> Given information:
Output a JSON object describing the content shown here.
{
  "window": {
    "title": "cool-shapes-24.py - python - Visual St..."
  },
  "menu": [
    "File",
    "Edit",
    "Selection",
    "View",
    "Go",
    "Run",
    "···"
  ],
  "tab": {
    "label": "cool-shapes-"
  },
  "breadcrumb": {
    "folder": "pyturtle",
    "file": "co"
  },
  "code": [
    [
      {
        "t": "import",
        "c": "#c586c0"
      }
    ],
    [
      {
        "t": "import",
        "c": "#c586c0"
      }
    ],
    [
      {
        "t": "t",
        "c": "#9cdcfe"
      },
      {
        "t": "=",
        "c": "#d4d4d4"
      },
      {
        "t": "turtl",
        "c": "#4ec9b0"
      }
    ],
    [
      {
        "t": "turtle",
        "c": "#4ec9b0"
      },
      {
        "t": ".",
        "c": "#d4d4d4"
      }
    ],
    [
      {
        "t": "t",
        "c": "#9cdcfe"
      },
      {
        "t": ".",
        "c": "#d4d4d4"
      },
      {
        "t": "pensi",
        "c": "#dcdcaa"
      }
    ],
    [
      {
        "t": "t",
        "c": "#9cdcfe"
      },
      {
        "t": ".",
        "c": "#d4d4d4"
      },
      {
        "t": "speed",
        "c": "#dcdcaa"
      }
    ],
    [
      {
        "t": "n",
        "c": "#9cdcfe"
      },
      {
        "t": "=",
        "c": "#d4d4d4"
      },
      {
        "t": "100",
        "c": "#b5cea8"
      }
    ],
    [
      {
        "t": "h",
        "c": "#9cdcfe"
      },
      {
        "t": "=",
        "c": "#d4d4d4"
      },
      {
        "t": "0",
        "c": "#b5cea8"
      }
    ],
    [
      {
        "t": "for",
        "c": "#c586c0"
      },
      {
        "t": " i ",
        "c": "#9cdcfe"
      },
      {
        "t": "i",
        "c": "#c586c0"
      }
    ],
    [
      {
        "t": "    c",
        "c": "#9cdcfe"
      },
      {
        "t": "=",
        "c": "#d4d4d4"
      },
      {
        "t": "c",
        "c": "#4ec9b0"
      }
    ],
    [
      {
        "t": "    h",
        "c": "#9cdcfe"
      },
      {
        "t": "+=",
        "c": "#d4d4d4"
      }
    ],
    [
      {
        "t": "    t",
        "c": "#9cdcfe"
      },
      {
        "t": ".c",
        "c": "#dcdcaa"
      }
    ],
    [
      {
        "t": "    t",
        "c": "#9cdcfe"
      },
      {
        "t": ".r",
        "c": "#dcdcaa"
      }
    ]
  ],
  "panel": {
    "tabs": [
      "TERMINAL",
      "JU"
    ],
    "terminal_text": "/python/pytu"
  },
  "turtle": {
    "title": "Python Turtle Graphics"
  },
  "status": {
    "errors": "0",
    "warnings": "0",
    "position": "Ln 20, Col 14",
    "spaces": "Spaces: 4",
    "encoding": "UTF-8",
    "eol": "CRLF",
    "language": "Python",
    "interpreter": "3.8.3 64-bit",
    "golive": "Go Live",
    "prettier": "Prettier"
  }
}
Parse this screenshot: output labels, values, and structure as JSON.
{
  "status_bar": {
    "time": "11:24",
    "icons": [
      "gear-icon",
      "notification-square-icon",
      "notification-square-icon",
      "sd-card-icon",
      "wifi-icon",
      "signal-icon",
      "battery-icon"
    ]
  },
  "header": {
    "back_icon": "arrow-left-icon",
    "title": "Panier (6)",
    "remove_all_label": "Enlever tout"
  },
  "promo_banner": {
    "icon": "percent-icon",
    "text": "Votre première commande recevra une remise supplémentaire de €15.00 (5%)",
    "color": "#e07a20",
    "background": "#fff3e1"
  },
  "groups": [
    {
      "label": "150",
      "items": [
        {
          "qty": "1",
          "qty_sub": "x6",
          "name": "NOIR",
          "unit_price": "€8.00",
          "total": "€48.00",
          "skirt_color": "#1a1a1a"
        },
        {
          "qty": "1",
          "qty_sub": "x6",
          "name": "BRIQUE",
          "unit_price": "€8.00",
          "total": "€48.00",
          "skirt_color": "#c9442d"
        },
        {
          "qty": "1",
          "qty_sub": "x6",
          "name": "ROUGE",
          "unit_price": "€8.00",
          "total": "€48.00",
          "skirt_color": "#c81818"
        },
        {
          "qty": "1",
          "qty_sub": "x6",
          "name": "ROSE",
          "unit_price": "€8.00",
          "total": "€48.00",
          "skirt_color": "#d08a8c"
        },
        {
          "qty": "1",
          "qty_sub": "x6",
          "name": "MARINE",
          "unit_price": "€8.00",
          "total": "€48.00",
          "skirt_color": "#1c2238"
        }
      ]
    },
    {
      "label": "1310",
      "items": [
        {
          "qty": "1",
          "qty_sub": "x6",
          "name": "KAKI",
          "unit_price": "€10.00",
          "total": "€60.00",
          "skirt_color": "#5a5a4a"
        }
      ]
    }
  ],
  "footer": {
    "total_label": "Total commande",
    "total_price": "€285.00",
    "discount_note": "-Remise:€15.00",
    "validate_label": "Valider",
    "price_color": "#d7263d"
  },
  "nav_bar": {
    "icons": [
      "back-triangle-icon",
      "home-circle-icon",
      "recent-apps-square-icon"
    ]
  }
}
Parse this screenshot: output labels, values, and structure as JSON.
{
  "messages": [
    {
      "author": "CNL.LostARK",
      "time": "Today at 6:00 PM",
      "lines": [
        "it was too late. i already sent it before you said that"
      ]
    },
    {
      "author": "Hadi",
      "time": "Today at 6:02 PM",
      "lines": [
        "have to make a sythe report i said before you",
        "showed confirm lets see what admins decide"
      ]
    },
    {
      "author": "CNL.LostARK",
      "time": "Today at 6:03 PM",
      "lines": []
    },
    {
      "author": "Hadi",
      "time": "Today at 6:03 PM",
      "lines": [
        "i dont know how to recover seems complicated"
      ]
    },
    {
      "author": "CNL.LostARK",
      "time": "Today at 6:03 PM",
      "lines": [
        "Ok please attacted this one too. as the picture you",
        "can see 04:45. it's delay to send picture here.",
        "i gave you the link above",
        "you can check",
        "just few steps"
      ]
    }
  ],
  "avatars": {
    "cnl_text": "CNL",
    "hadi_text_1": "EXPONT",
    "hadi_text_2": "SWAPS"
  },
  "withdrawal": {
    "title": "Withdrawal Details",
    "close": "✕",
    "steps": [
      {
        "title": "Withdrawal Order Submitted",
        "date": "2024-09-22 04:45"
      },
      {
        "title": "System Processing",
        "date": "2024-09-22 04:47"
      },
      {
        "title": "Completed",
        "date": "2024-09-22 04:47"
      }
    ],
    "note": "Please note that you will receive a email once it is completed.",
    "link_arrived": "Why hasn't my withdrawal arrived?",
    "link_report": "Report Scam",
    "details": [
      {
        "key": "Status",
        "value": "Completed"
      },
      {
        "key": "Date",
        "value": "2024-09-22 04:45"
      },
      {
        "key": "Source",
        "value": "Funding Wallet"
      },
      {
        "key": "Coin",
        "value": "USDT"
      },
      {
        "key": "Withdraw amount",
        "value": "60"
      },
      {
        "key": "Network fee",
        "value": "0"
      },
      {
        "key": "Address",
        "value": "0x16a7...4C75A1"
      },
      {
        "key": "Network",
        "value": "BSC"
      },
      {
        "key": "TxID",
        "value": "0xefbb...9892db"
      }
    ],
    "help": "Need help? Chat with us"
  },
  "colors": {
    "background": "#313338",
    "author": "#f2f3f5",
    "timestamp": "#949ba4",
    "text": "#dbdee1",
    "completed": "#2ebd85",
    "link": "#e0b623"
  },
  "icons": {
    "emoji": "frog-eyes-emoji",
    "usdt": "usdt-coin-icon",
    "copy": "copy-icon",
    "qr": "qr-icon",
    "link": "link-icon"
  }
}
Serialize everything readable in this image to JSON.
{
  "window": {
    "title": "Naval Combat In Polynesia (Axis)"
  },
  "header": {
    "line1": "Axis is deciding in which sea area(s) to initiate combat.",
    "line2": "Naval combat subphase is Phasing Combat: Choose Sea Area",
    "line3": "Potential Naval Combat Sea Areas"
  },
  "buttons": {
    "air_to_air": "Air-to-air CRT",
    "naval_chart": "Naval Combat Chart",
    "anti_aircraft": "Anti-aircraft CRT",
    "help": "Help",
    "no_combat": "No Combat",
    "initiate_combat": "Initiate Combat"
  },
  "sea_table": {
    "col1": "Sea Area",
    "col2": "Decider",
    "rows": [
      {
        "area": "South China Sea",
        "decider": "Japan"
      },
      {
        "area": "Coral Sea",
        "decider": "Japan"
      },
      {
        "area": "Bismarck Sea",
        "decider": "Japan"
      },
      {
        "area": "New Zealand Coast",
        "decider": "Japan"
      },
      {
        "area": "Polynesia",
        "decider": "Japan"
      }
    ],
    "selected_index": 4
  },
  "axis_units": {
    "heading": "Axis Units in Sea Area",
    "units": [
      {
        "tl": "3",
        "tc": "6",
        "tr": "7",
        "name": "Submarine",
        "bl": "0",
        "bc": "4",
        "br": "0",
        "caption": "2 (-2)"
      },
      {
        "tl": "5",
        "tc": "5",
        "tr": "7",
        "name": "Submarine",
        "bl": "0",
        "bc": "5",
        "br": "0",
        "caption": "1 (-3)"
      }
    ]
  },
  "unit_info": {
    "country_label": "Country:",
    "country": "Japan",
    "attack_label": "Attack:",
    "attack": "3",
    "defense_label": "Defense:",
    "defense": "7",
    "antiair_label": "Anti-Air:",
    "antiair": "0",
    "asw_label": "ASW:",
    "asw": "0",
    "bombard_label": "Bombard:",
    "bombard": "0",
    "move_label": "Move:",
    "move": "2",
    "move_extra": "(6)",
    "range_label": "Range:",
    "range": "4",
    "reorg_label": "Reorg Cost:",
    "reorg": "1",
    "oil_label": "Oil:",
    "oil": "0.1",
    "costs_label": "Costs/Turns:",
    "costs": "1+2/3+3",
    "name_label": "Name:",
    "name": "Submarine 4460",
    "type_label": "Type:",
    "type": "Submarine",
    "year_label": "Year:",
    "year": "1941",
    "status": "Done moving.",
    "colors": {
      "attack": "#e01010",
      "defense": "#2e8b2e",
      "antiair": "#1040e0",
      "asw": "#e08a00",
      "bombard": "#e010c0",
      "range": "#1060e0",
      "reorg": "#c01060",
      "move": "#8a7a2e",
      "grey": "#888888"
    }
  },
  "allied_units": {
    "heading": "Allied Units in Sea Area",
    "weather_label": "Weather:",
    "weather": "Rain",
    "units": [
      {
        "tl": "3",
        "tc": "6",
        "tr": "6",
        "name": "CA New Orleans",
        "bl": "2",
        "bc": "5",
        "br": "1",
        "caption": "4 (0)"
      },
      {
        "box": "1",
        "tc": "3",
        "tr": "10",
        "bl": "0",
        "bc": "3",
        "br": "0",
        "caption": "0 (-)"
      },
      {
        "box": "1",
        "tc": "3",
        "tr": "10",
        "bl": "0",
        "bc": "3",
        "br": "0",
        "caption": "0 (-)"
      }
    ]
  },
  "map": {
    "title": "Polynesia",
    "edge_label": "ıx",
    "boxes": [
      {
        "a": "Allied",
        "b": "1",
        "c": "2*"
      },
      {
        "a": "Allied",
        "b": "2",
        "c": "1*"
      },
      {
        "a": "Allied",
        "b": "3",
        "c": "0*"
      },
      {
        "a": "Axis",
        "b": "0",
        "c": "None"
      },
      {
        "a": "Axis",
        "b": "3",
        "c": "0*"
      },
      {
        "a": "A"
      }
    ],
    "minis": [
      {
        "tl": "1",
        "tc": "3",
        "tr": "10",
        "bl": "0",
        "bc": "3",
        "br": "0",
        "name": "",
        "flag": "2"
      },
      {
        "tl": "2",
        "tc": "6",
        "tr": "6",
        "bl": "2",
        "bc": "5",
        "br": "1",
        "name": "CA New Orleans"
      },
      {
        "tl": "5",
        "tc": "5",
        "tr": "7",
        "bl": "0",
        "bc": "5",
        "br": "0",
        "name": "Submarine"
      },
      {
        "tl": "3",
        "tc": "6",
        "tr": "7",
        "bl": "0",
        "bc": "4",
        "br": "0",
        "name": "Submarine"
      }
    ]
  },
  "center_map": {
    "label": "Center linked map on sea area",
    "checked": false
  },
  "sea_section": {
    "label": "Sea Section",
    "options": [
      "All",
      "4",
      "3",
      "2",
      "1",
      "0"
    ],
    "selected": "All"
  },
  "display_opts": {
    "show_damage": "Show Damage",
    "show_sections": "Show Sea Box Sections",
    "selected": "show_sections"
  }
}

> Directive:
From the entries, report each line that includes the word "heading".

> Final answer:
    "heading": "Axis Units in Sea Area",
    "heading": "Allied Units in Sea Area",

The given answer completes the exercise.